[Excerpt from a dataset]

○ ○ ○ ○ ○ ○ ○

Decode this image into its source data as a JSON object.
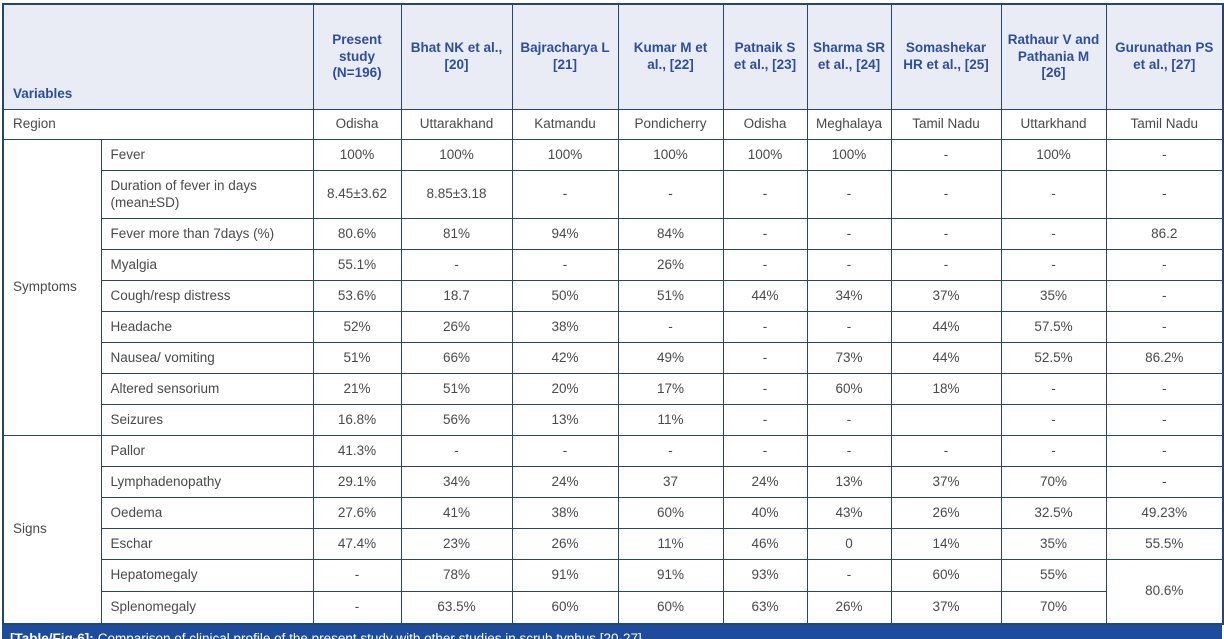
{
  "colors": {
    "border": "#264672",
    "header_bg": "#e9ebf5",
    "header_text": "#2d4f9f",
    "body_text": "#4a4a4a",
    "caption_bg": "#1e4c9c"
  },
  "table": {
    "header": {
      "variables_label": "Variables",
      "studies": [
        "Present study (N=196)",
        "Bhat NK et al., [20]",
        "Bajracharya L [21]",
        "Kumar M et al., [22]",
        "Patnaik S et al., [23]",
        "Sharma SR et al., [24]",
        "Somashekar HR et al., [25]",
        "Rathaur V and Pathania M [26]",
        "Gurunathan PS et al., [27]"
      ]
    },
    "region_row": {
      "label": "Region",
      "values": [
        "Odisha",
        "Uttarakhand",
        "Katmandu",
        "Pondicherry",
        "Odisha",
        "Meghalaya",
        "Tamil Nadu",
        "Uttarkhand",
        "Tamil Nadu"
      ]
    },
    "groups": [
      {
        "name": "Symptoms",
        "rows": [
          {
            "label": "Fever",
            "values": [
              "100%",
              "100%",
              "100%",
              "100%",
              "100%",
              "100%",
              "-",
              "100%",
              "-"
            ]
          },
          {
            "label": "Duration of fever in days (mean±SD)",
            "tall": true,
            "values": [
              "8.45±3.62",
              "8.85±3.18",
              "-",
              "-",
              "-",
              "-",
              "-",
              "-",
              "-"
            ]
          },
          {
            "label": "Fever more than 7days (%)",
            "values": [
              "80.6%",
              "81%",
              "94%",
              "84%",
              "-",
              "-",
              "-",
              "-",
              "86.2"
            ]
          },
          {
            "label": "Myalgia",
            "values": [
              "55.1%",
              "-",
              "-",
              "26%",
              "-",
              "-",
              "-",
              "-",
              "-"
            ]
          },
          {
            "label": "Cough/resp distress",
            "values": [
              "53.6%",
              "18.7",
              "50%",
              "51%",
              "44%",
              "34%",
              "37%",
              "35%",
              "-"
            ]
          },
          {
            "label": "Headache",
            "values": [
              "52%",
              "26%",
              "38%",
              "-",
              "-",
              "-",
              "44%",
              "57.5%",
              "-"
            ]
          },
          {
            "label": "Nausea/ vomiting",
            "values": [
              "51%",
              "66%",
              "42%",
              "49%",
              "-",
              "73%",
              "44%",
              "52.5%",
              "86.2%"
            ]
          },
          {
            "label": "Altered sensorium",
            "values": [
              "21%",
              "51%",
              "20%",
              "17%",
              "-",
              "60%",
              "18%",
              "-",
              "-"
            ]
          },
          {
            "label": "Seizures",
            "values": [
              "16.8%",
              "56%",
              "13%",
              "11%",
              "-",
              "-",
              "",
              "-",
              "-"
            ]
          }
        ]
      },
      {
        "name": "Signs",
        "rows": [
          {
            "label": "Pallor",
            "values": [
              "41.3%",
              "-",
              "-",
              "-",
              "-",
              "-",
              "-",
              "-",
              "-"
            ]
          },
          {
            "label": "Lymphadenopathy",
            "values": [
              "29.1%",
              "34%",
              "24%",
              "37",
              "24%",
              "13%",
              "37%",
              "70%",
              "-"
            ]
          },
          {
            "label": "Oedema",
            "values": [
              "27.6%",
              "41%",
              "38%",
              "60%",
              "40%",
              "43%",
              "26%",
              "32.5%",
              "49.23%"
            ]
          },
          {
            "label": "Eschar",
            "values": [
              "47.4%",
              "23%",
              "26%",
              "11%",
              "46%",
              "0",
              "14%",
              "35%",
              "55.5%"
            ]
          },
          {
            "label": "Hepatomegaly",
            "last": true,
            "values": [
              "-",
              "78%",
              "91%",
              "91%",
              "93%",
              "-",
              "60%",
              "55%"
            ],
            "merged_cell": {
              "value": "80.6%",
              "rowspan": 2
            }
          },
          {
            "label": "Splenomegaly",
            "last": true,
            "values": [
              "-",
              "63.5%",
              "60%",
              "60%",
              "63%",
              "26%",
              "37%",
              "70%"
            ]
          }
        ]
      }
    ],
    "caption": {
      "tag": "[Table/Fig-6]:",
      "text": "Comparison of clinical profile of the present study with other studies in scrub typhus [20-27]."
    }
  }
}
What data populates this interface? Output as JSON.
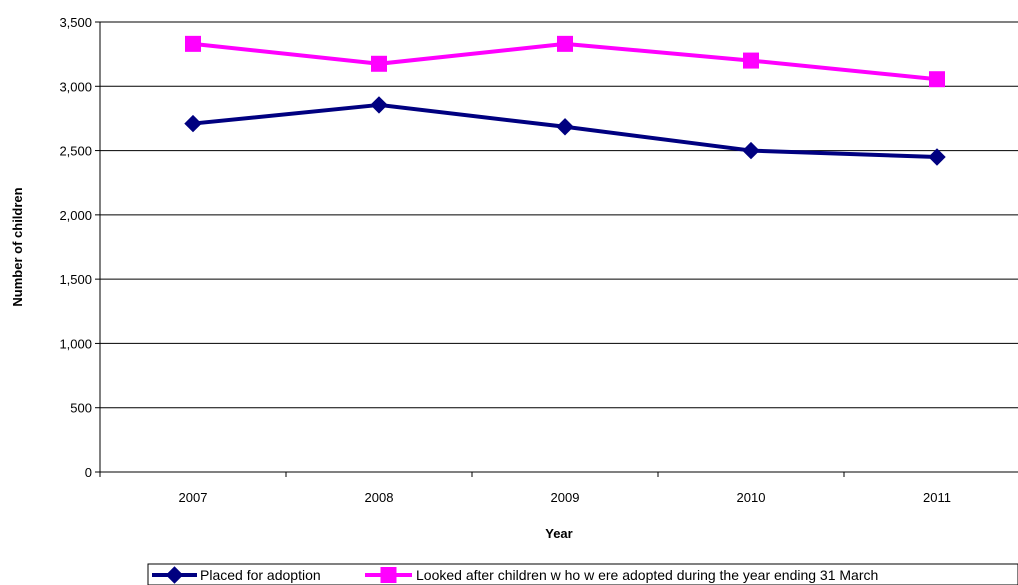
{
  "chart_data": {
    "type": "line",
    "title": "",
    "xlabel": "Year",
    "ylabel": "Number of children",
    "categories": [
      "2007",
      "2008",
      "2009",
      "2010",
      "2011"
    ],
    "ylim": [
      0,
      3500
    ],
    "yticks": [
      "0",
      "500",
      "1,000",
      "1,500",
      "2,000",
      "2,500",
      "3,000",
      "3,500"
    ],
    "grid": true,
    "legend_position": "bottom",
    "series": [
      {
        "name": "Placed for adoption",
        "values": [
          2710,
          2855,
          2685,
          2500,
          2450
        ],
        "color": "#000080",
        "marker": "diamond"
      },
      {
        "name": "Looked after children w ho w ere adopted during the year ending 31 March",
        "values": [
          3330,
          3175,
          3330,
          3200,
          3055
        ],
        "color": "#ff00ff",
        "marker": "square"
      }
    ]
  }
}
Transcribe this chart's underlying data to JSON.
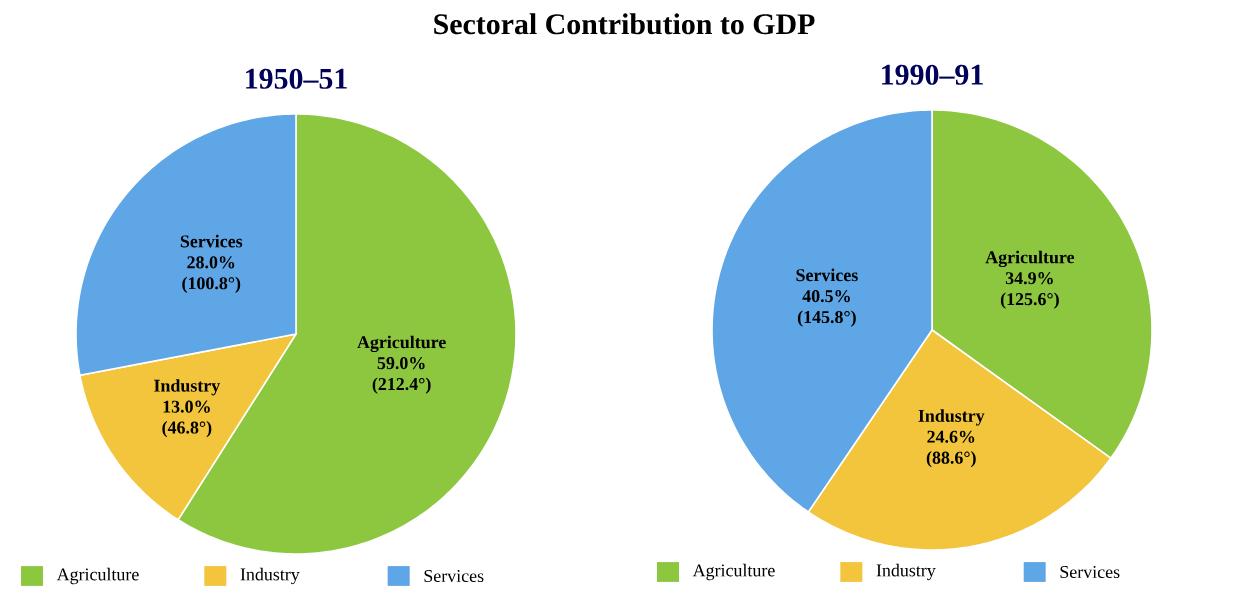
{
  "chart_data": [
    {
      "type": "pie",
      "title": "Sectoral Contribution to GDP",
      "subtitle": "1950–51",
      "categories": [
        "Agriculture",
        "Industry",
        "Services"
      ],
      "values": [
        59.0,
        13.0,
        28.0
      ],
      "value_labels": [
        "59.0% (212.4°)",
        "13.0% (46.8°)",
        "28.0% (100.8°)"
      ],
      "colors": [
        "#8dc63f",
        "#f2c53d",
        "#5ea6e6"
      ],
      "legend": "bottom"
    },
    {
      "type": "pie",
      "subtitle": "1990–91",
      "categories": [
        "Agriculture",
        "Industry",
        "Services"
      ],
      "values": [
        34.9,
        24.6,
        40.5
      ],
      "value_labels": [
        "34.9% (125.6°)",
        "24.6% (88.6°)",
        "40.5% (145.8°)"
      ],
      "colors": [
        "#8dc63f",
        "#f2c53d",
        "#5ea6e6"
      ],
      "legend": "bottom"
    }
  ]
}
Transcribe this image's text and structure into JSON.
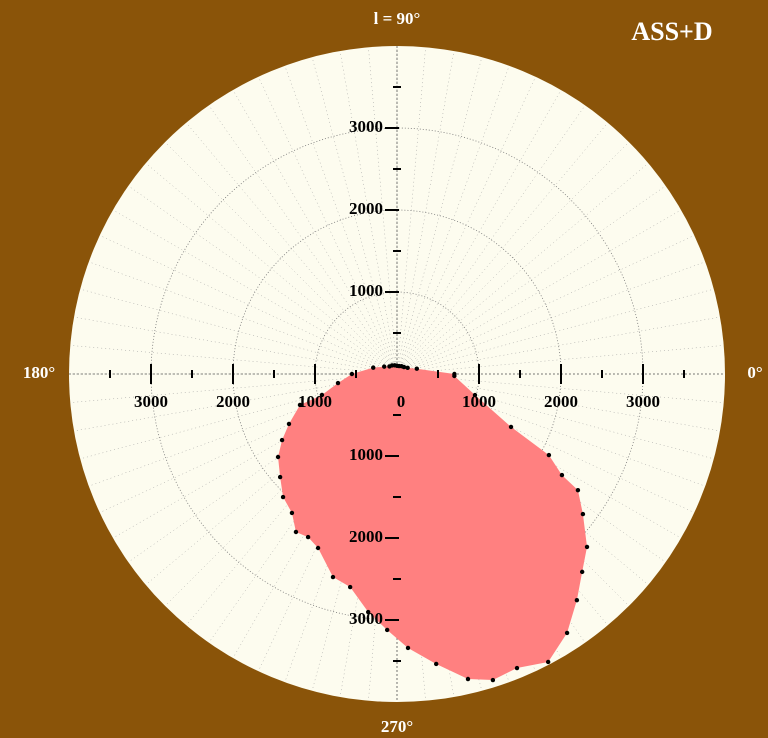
{
  "chart_data": {
    "type": "polar",
    "title": "ASS+D",
    "rlim": [
      0,
      4000
    ],
    "rticks": [
      0,
      1000,
      2000,
      3000
    ],
    "rminor": [
      500,
      1500,
      2500,
      3500
    ],
    "thetaticks": [
      {
        "value": 0,
        "label": "0°"
      },
      {
        "value": 90,
        "label": "l = 90°"
      },
      {
        "value": 180,
        "label": "180°"
      },
      {
        "value": 270,
        "label": "270°"
      }
    ],
    "grid": true,
    "series": [
      {
        "color": "#ff8080",
        "theta": [
          0,
          15,
          30,
          45,
          60,
          75,
          90,
          105,
          120,
          135,
          150,
          165,
          180,
          188.7,
          195.6,
          197.7,
          204.8,
          209.9,
          214.9,
          221.4,
          227.2,
          232.9,
          237.4,
          241.4,
          245.6,
          252.5,
          257.6,
          263.1,
          267.8,
          272.3,
          277.7,
          283.1,
          287.4,
          292.2,
          297.7,
          303.3,
          308.5,
          313.1,
          317.7,
          323.0,
          327.3,
          328.5,
          331.9,
          335.1,
          344.9,
          358
        ],
        "r": [
          700,
          250,
          150,
          120,
          110,
          100,
          100,
          110,
          120,
          130,
          180,
          300,
          550,
          728,
          950,
          1242,
          1451,
          1617,
          1769,
          1900,
          2045,
          2124,
          2287,
          2265,
          2330,
          2596,
          2660,
          2924,
          3124,
          3344,
          3568,
          3819,
          3911,
          3873,
          3966,
          3778,
          3524,
          3305,
          3133,
          2839,
          2622,
          2359,
          2100,
          1533,
          985,
          700
        ]
      }
    ]
  }
}
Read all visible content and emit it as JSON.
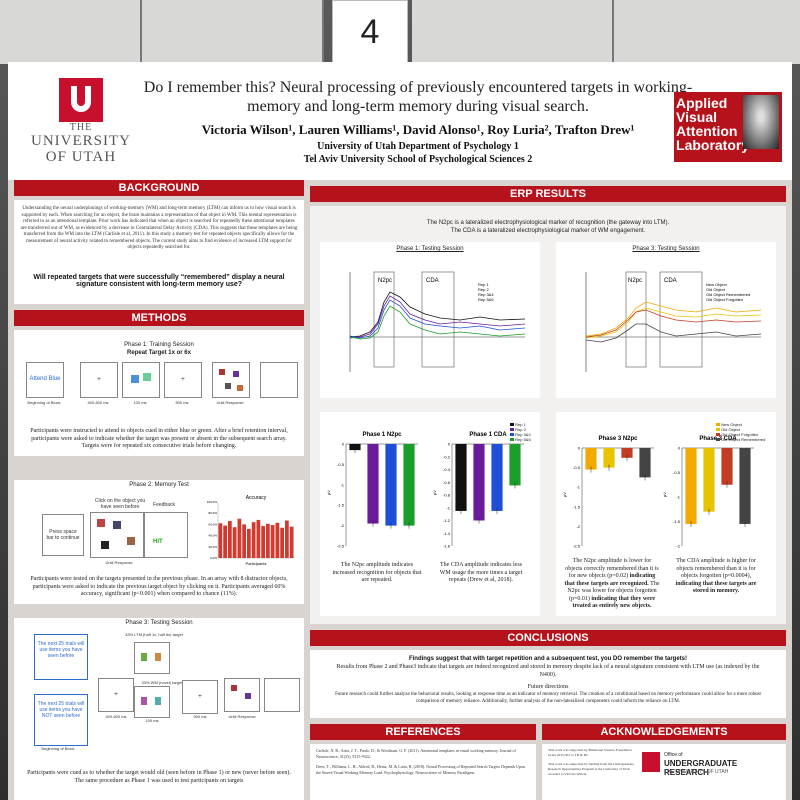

○ ○ ○ ○ ○ ○ ○

» **Exercise details**: Extract all lines from the data in which "image" is found.

» **Result of this exercise**:
Decode this image into its source data as a JSON object.
Transcribe this image's text and structure into JSON.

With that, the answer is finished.